Your copy of the material below should match it exactly, except that it holds no pictures.

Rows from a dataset
-- begin --
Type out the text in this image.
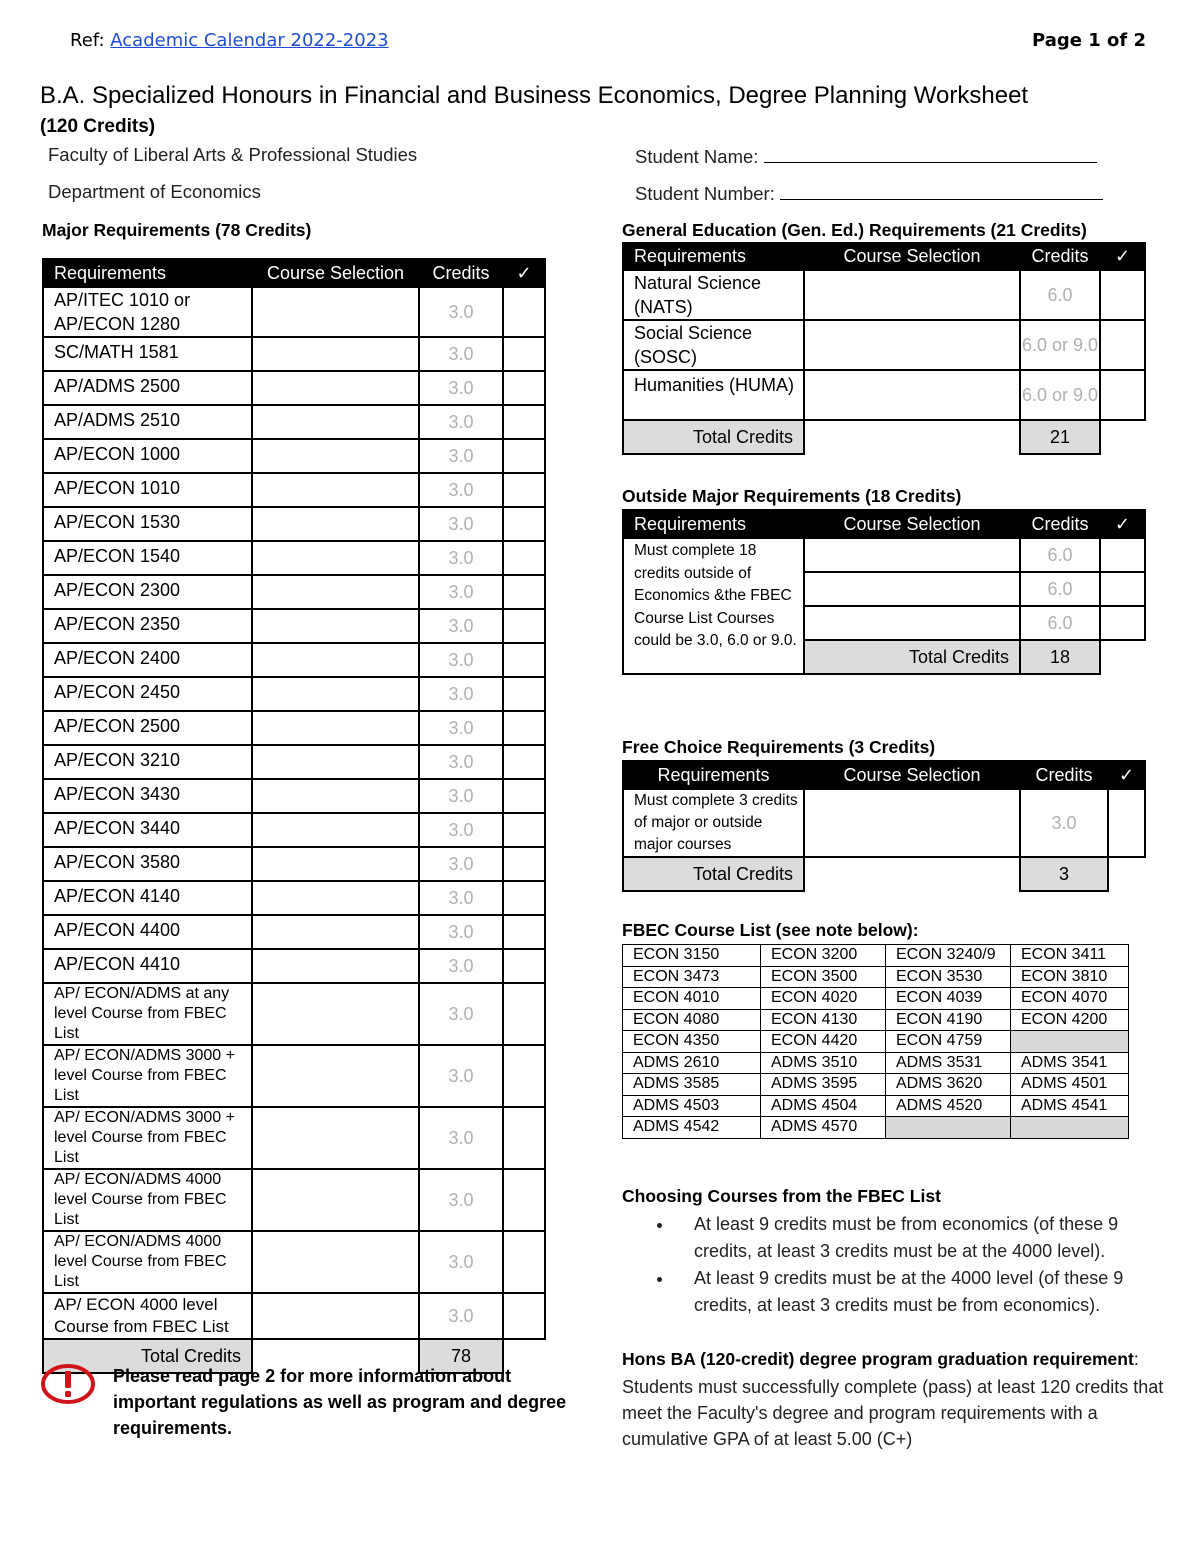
Ref: Academic Calendar 2022-2023	Page 1 of 2
B.A. Specialized Honours in Financial and Business Economics, Degree Planning Worksheet
(120 Credits)
Faculty of Liberal Arts & Professional Studies
Department of Economics
Student Name:
Student Number:
Major Requirements (78 Credits)
Requirements	Course Selection	Credits	✓
AP/ITEC 1010 or AP/ECON 1280		3.0	
SC/MATH 1581		3.0	
AP/ADMS 2500		3.0	
AP/ADMS 2510		3.0	
AP/ECON 1000		3.0	
AP/ECON 1010		3.0	
AP/ECON 1530		3.0	
AP/ECON 1540		3.0	
AP/ECON 2300		3.0	
AP/ECON 2350		3.0	
AP/ECON 2400		3.0	
AP/ECON 2450		3.0	
AP/ECON 2500		3.0	
AP/ECON 3210		3.0	
AP/ECON 3430		3.0	
AP/ECON 3440		3.0	
AP/ECON 3580		3.0	
AP/ECON 4140		3.0	
AP/ECON 4400		3.0	
AP/ECON 4410		3.0	
AP/ ECON/ADMS at any level Course from FBEC List		3.0	
AP/ ECON/ADMS 3000 + level Course from FBEC List		3.0	
AP/ ECON/ADMS 3000 + level Course from FBEC List		3.0	
AP/ ECON/ADMS 4000 level Course from FBEC List		3.0	
AP/ ECON/ADMS 4000 level Course from FBEC List		3.0	
AP/ ECON 4000 level Course from FBEC List		3.0	
Total Credits		78	
General Education (Gen. Ed.) Requirements (21 Credits)
Requirements	Course Selection	Credits	✓
Natural Science (NATS)		6.0	
Social Science (SOSC)		6.0 or 9.0	
Humanities (HUMA)		6.0 or 9.0	
Total Credits		21	
Outside Major Requirements (18 Credits)
Requirements	Course Selection	Credits	✓
Must complete 18 credits outside of Economics &the FBEC Course List Courses could be 3.0, 6.0 or 9.0.		6.0	
		6.0	
		6.0	
	Total Credits	18	
Free Choice Requirements (3 Credits)
Requirements	Course Selection	Credits	✓
Must complete 3 credits of major or outside major courses		3.0	
Total Credits		3	
FBEC Course List (see note below):
ECON 3150	ECON 3200	ECON 3240/9	ECON 3411
ECON 3473	ECON 3500	ECON 3530	ECON 3810
ECON 4010	ECON 4020	ECON 4039	ECON 4070
ECON 4080	ECON 4130	ECON 4190	ECON 4200
ECON 4350	ECON 4420	ECON 4759	
ADMS 2610	ADMS 3510	ADMS 3531	ADMS 3541
ADMS 3585	ADMS 3595	ADMS 3620	ADMS 4501
ADMS 4503	ADMS 4504	ADMS 4520	ADMS 4541
ADMS 4542	ADMS 4570		
Choosing Courses from the FBEC List
• At least 9 credits must be from economics (of these 9 credits, at least 3 credits must be at the 4000 level).
• At least 9 credits must be at the 4000 level (of these 9 credits, at least 3 credits must be from economics).
Hons BA (120-credit) degree program graduation requirement:
Students must successfully complete (pass) at least 120 credits that meet the Faculty's degree and program requirements with a cumulative GPA of at least 5.00 (C+)
Please read page 2 for more information about important regulations as well as program and degree requirements.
-- end --
OUTPUT →
Type out the text in this image.
Ref: Academic Calendar 2022-2023	Page 1 of 2
B.A. Specialized Honours in Financial and Business Economics, Degree Planning Worksheet
(120 Credits)
Faculty of Liberal Arts & Professional Studies
Department of Economics
Student Name:
Student Number:
Major Requirements (78 Credits)
Requirements	Course Selection	Credits	✓
AP/ITEC 1010 or AP/ECON 1280		3.0	
SC/MATH 1581		3.0	
AP/ADMS 2500		3.0	
AP/ADMS 2510		3.0	
AP/ECON 1000		3.0	
AP/ECON 1010		3.0	
AP/ECON 1530		3.0	
AP/ECON 1540		3.0	
AP/ECON 2300		3.0	
AP/ECON 2350		3.0	
AP/ECON 2400		3.0	
AP/ECON 2450		3.0	
AP/ECON 2500		3.0	
AP/ECON 3210		3.0	
AP/ECON 3430		3.0	
AP/ECON 3440		3.0	
AP/ECON 3580		3.0	
AP/ECON 4140		3.0	
AP/ECON 4400		3.0	
AP/ECON 4410		3.0	
AP/ ECON/ADMS at any level Course from FBEC List		3.0	
AP/ ECON/ADMS 3000 + level Course from FBEC List		3.0	
AP/ ECON/ADMS 3000 + level Course from FBEC List		3.0	
AP/ ECON/ADMS 4000 level Course from FBEC List		3.0	
AP/ ECON/ADMS 4000 level Course from FBEC List		3.0	
AP/ ECON 4000 level Course from FBEC List		3.0	
Total Credits		78	
General Education (Gen. Ed.) Requirements (21 Credits)
Requirements	Course Selection	Credits	✓
Natural Science (NATS)		6.0	
Social Science (SOSC)		6.0 or 9.0	
Humanities (HUMA)		6.0 or 9.0	
Total Credits		21	
Outside Major Requirements (18 Credits)
Requirements	Course Selection	Credits	✓
Must complete 18 credits outside of Economics &the FBEC Course List Courses could be 3.0, 6.0 or 9.0.		6.0	
		6.0	
		6.0	
	Total Credits	18	
Free Choice Requirements (3 Credits)
Requirements	Course Selection	Credits	✓
Must complete 3 credits of major or outside major courses		3.0	
Total Credits		3	
FBEC Course List (see note below):
ECON 3150	ECON 3200	ECON 3240/9	ECON 3411
ECON 3473	ECON 3500	ECON 3530	ECON 3810
ECON 4010	ECON 4020	ECON 4039	ECON 4070
ECON 4080	ECON 4130	ECON 4190	ECON 4200
ECON 4350	ECON 4420	ECON 4759	
ADMS 2610	ADMS 3510	ADMS 3531	ADMS 3541
ADMS 3585	ADMS 3595	ADMS 3620	ADMS 4501
ADMS 4503	ADMS 4504	ADMS 4520	ADMS 4541
ADMS 4542	ADMS 4570		
Choosing Courses from the FBEC List
• At least 9 credits must be from economics (of these 9 credits, at least 3 credits must be at the 4000 level).
• At least 9 credits must be at the 4000 level (of these 9 credits, at least 3 credits must be from economics).
Hons BA (120-credit) degree program graduation requirement:
Students must successfully complete (pass) at least 120 credits that meet the Faculty's degree and program requirements with a cumulative GPA of at least 5.00 (C+)
Please read page 2 for more information about important regulations as well as program and degree requirements.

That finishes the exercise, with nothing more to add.